What this task involves — Reproduce everything from the line that contains "Output 67 of" down to the line that contains "y-tick-label: 30 xyxy=(21,232,36,249)", keeping both of those lines.

A run of items:
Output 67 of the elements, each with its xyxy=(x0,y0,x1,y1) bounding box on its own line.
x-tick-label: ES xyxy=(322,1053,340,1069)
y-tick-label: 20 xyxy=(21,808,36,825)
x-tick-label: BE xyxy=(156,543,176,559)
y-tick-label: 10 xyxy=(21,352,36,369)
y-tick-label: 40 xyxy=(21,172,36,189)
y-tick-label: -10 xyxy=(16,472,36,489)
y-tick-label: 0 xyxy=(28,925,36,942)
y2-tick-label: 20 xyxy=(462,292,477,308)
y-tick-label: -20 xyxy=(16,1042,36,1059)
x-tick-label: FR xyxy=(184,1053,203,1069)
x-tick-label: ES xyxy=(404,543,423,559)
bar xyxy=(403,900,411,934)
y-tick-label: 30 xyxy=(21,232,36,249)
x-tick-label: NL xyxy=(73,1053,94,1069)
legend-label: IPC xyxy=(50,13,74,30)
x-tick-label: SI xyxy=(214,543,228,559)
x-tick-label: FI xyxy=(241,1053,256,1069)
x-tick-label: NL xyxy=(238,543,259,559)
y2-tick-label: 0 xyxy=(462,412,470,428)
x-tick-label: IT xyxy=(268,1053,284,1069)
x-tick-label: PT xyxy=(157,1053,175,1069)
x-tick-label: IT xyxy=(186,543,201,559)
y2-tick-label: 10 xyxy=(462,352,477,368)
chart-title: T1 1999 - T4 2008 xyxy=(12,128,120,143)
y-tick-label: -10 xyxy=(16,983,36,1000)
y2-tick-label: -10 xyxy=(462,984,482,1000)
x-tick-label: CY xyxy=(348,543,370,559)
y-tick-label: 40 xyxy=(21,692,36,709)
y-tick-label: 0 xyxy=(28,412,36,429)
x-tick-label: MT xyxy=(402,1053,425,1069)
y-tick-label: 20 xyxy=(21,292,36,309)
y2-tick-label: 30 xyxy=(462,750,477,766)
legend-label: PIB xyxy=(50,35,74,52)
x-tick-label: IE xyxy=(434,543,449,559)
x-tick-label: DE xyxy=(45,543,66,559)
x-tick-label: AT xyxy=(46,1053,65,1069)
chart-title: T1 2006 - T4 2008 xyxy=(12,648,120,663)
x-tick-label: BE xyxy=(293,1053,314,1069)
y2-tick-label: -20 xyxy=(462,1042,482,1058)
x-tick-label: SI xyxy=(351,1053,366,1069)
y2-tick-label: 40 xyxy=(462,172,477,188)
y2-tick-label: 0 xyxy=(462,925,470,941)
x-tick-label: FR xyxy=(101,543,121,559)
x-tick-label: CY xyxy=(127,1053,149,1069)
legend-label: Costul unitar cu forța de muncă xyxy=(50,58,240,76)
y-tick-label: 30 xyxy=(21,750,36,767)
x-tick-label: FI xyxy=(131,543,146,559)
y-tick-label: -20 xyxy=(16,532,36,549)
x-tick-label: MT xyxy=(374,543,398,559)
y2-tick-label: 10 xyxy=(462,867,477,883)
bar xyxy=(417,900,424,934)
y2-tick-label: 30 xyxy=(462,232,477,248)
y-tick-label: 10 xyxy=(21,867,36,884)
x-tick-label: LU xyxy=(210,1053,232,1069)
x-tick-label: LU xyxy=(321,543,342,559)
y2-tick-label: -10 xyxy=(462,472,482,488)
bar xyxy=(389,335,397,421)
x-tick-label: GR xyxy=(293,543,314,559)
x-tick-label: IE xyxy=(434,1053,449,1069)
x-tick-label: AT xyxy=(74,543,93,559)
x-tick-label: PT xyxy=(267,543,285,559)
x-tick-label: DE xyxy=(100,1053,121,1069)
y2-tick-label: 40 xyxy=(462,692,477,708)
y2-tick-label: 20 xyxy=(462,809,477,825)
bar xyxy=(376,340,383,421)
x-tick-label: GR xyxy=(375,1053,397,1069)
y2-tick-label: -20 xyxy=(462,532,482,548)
---
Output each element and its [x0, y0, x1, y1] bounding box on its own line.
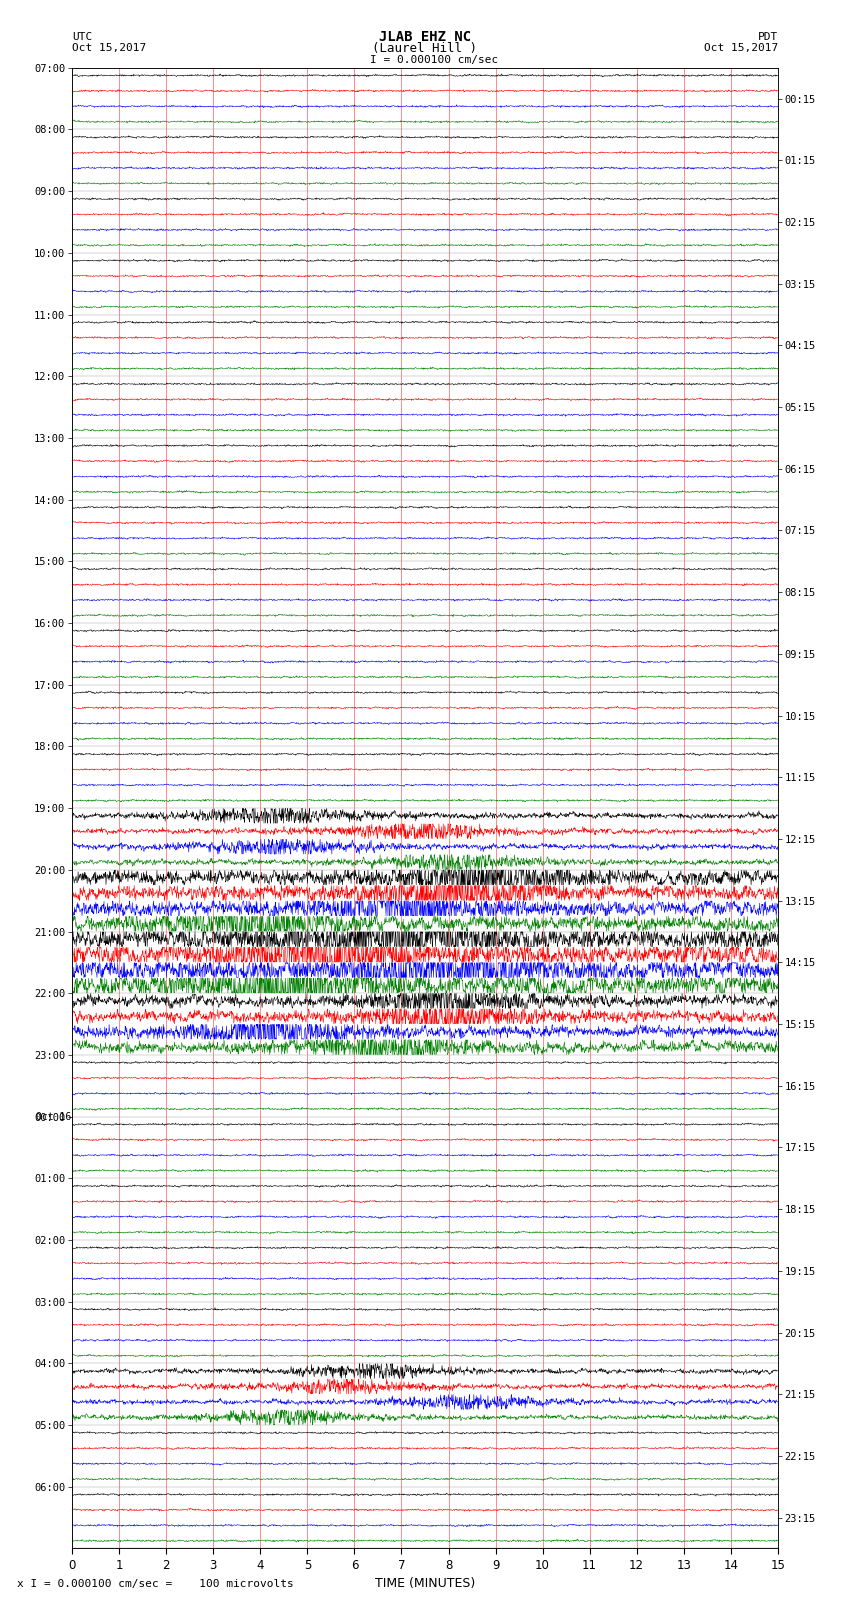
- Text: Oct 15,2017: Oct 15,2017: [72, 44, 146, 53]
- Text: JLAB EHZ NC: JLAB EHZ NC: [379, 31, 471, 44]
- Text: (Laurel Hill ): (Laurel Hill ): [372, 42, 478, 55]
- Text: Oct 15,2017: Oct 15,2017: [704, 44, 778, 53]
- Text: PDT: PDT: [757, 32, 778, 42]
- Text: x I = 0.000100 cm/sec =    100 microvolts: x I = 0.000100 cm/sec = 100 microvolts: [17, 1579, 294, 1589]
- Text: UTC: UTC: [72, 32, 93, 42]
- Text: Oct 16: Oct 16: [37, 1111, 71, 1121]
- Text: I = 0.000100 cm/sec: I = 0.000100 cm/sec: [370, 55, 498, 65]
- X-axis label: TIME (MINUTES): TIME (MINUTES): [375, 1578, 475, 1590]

Written response —
Output 67 of the elements, each with its xyxy=(x0,y0,x1,y1) bounding box on its own line.
x-tick-label: ES xyxy=(322,1053,340,1069)
y-tick-label: 20 xyxy=(21,808,36,825)
x-tick-label: BE xyxy=(156,543,176,559)
y-tick-label: 10 xyxy=(21,352,36,369)
y-tick-label: 40 xyxy=(21,172,36,189)
y-tick-label: -10 xyxy=(16,472,36,489)
y-tick-label: 0 xyxy=(28,925,36,942)
y2-tick-label: 20 xyxy=(462,292,477,308)
y-tick-label: -20 xyxy=(16,1042,36,1059)
x-tick-label: FR xyxy=(184,1053,203,1069)
x-tick-label: ES xyxy=(404,543,423,559)
bar xyxy=(403,900,411,934)
y-tick-label: 30 xyxy=(21,232,36,249)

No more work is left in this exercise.